═════ Source data
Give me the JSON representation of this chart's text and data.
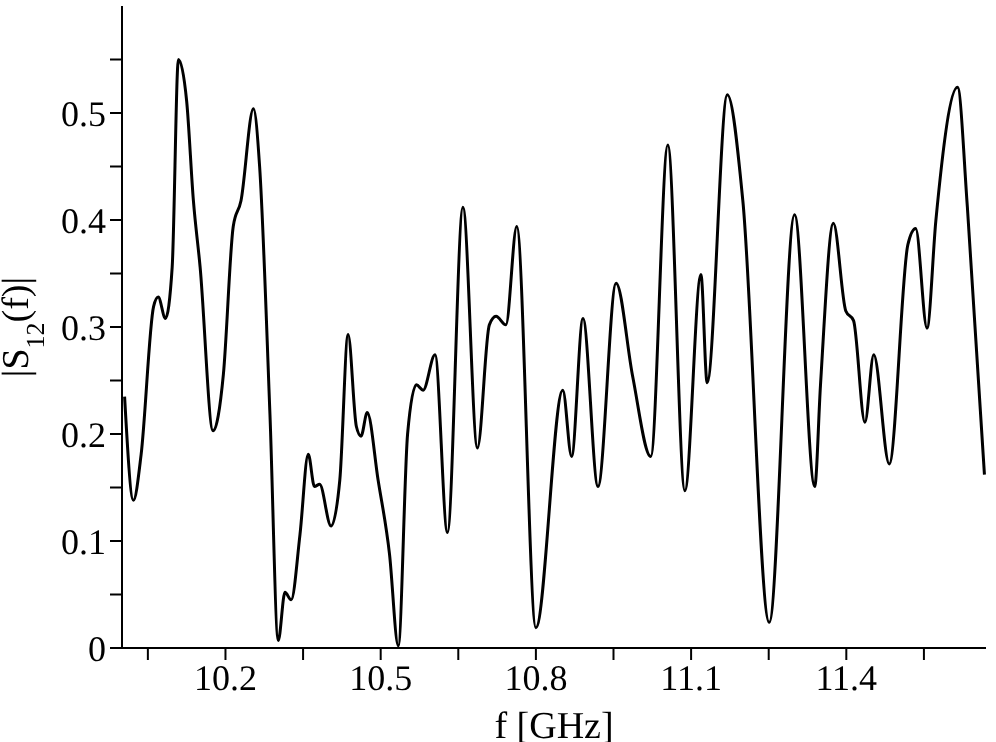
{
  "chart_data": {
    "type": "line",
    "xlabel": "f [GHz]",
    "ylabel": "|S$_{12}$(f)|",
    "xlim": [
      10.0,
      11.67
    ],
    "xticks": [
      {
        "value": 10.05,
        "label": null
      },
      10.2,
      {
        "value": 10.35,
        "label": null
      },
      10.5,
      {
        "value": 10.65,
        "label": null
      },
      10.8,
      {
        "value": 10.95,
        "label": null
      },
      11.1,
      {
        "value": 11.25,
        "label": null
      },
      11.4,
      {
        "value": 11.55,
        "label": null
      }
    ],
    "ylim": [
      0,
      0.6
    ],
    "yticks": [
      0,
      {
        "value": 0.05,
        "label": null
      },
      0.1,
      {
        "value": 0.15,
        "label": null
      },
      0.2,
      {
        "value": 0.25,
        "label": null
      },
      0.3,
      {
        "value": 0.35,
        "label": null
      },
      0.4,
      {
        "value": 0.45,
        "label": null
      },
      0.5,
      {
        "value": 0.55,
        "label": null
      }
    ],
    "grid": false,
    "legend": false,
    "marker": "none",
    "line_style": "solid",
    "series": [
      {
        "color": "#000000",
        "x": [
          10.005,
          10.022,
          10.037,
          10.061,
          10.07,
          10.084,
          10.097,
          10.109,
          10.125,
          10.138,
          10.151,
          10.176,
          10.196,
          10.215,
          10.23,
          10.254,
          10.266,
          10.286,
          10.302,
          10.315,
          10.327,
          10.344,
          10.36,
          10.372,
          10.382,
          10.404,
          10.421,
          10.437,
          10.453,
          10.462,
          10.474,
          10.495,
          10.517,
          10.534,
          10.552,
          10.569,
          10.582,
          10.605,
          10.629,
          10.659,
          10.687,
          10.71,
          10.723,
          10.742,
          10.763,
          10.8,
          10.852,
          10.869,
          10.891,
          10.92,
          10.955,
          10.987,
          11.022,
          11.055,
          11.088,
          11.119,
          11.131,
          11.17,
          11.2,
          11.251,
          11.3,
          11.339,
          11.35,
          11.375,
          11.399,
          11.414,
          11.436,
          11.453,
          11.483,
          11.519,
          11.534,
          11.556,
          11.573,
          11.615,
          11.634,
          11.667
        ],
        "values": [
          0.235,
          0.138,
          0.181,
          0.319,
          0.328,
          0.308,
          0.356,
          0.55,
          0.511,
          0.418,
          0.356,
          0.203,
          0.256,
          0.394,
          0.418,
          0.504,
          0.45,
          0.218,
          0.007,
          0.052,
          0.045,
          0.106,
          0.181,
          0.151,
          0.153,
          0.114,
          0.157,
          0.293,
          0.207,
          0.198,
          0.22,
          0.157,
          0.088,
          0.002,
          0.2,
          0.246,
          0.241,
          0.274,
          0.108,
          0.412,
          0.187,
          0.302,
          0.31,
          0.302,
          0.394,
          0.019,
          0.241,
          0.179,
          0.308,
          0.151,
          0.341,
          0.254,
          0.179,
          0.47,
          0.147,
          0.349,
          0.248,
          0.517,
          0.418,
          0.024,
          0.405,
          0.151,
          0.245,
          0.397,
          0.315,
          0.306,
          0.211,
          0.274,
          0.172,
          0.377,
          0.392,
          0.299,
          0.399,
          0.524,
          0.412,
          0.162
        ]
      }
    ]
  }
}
══════════
═════ Source data
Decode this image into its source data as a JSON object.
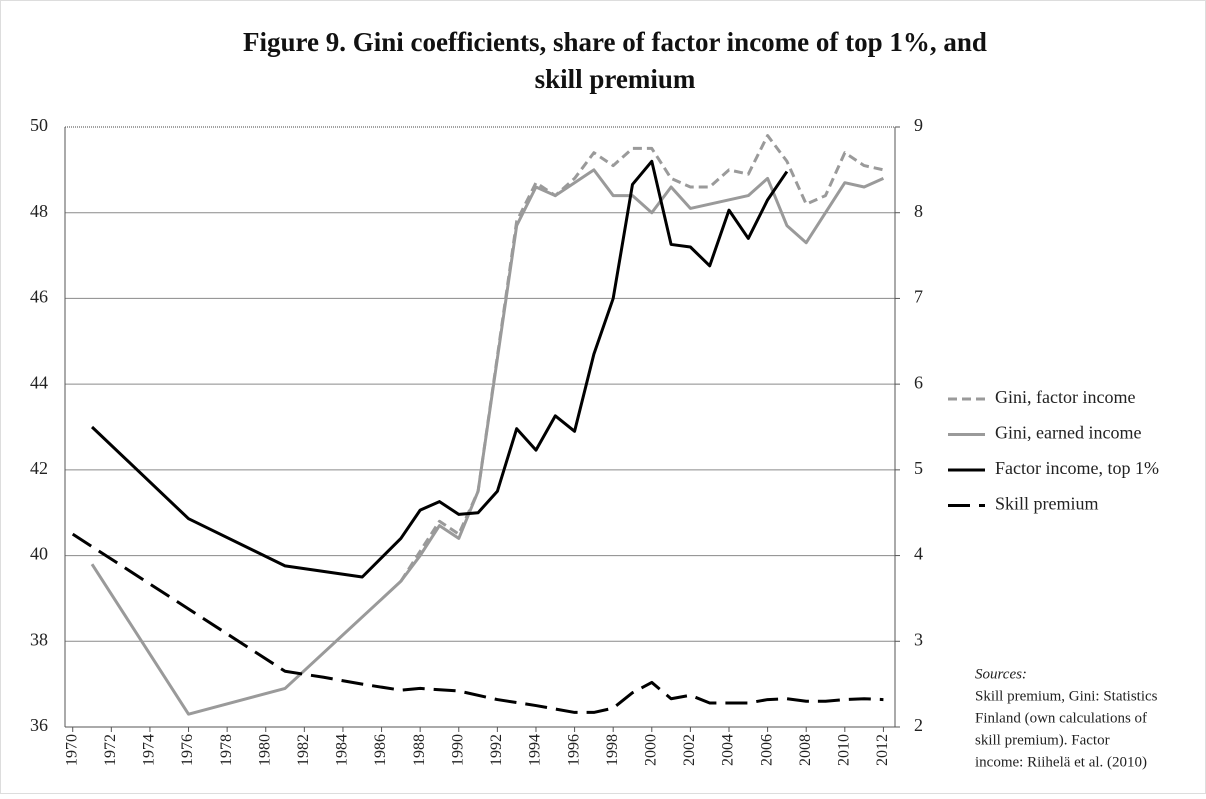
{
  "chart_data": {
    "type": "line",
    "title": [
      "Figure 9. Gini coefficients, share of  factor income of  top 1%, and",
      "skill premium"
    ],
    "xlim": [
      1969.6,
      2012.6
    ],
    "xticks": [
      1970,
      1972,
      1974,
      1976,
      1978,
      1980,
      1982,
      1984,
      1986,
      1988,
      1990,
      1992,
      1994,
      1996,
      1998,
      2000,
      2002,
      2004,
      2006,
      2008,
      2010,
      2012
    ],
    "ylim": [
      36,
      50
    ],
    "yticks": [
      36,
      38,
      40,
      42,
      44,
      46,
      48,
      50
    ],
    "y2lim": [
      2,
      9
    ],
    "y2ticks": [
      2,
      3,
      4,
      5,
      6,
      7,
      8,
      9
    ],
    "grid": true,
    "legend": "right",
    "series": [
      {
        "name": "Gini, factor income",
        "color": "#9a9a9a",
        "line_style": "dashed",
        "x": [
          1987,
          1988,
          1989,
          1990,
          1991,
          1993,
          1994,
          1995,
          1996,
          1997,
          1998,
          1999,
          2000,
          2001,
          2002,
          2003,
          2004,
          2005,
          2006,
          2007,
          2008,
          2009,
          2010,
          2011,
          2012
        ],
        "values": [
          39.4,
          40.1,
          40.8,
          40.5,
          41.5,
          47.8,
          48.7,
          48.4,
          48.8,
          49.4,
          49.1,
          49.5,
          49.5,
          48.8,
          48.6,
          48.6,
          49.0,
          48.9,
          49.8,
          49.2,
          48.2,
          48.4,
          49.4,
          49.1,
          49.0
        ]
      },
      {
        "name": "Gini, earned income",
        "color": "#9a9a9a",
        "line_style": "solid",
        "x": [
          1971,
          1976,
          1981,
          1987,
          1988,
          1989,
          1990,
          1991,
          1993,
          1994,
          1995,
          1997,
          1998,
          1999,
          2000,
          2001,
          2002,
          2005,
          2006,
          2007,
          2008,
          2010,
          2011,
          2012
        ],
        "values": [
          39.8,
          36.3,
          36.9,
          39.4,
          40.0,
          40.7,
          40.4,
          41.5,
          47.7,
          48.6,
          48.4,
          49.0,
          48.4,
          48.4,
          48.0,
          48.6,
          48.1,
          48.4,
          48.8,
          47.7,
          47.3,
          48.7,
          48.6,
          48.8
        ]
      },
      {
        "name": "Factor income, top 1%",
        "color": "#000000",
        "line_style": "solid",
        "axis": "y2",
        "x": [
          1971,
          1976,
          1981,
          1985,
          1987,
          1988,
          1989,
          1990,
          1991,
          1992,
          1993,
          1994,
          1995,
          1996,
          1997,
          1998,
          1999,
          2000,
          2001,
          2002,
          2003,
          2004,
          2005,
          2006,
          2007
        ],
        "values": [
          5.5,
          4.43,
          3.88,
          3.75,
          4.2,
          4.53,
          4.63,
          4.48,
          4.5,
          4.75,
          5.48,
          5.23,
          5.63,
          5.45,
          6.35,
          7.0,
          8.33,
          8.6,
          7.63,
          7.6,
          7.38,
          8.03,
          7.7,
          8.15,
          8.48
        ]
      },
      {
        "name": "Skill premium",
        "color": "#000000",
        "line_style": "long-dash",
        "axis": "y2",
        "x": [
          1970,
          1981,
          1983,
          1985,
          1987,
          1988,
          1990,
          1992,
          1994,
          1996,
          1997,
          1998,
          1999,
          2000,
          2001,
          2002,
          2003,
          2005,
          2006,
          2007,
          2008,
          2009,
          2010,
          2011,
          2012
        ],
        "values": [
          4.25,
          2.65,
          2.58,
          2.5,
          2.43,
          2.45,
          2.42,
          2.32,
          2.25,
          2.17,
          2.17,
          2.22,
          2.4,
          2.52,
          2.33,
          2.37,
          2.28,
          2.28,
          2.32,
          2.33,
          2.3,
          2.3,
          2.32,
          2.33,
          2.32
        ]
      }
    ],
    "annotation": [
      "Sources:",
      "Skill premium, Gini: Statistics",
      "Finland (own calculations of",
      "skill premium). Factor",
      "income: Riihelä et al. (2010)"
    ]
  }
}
══════════
**Given exercise**:
Gather every line from the listing above in which "premium" appears, and copy those lines.

**Solved problem**:
      "skill premium"
        "name": "Skill premium",
      "Skill premium, Gini: Statistics",
      "skill premium). Factor",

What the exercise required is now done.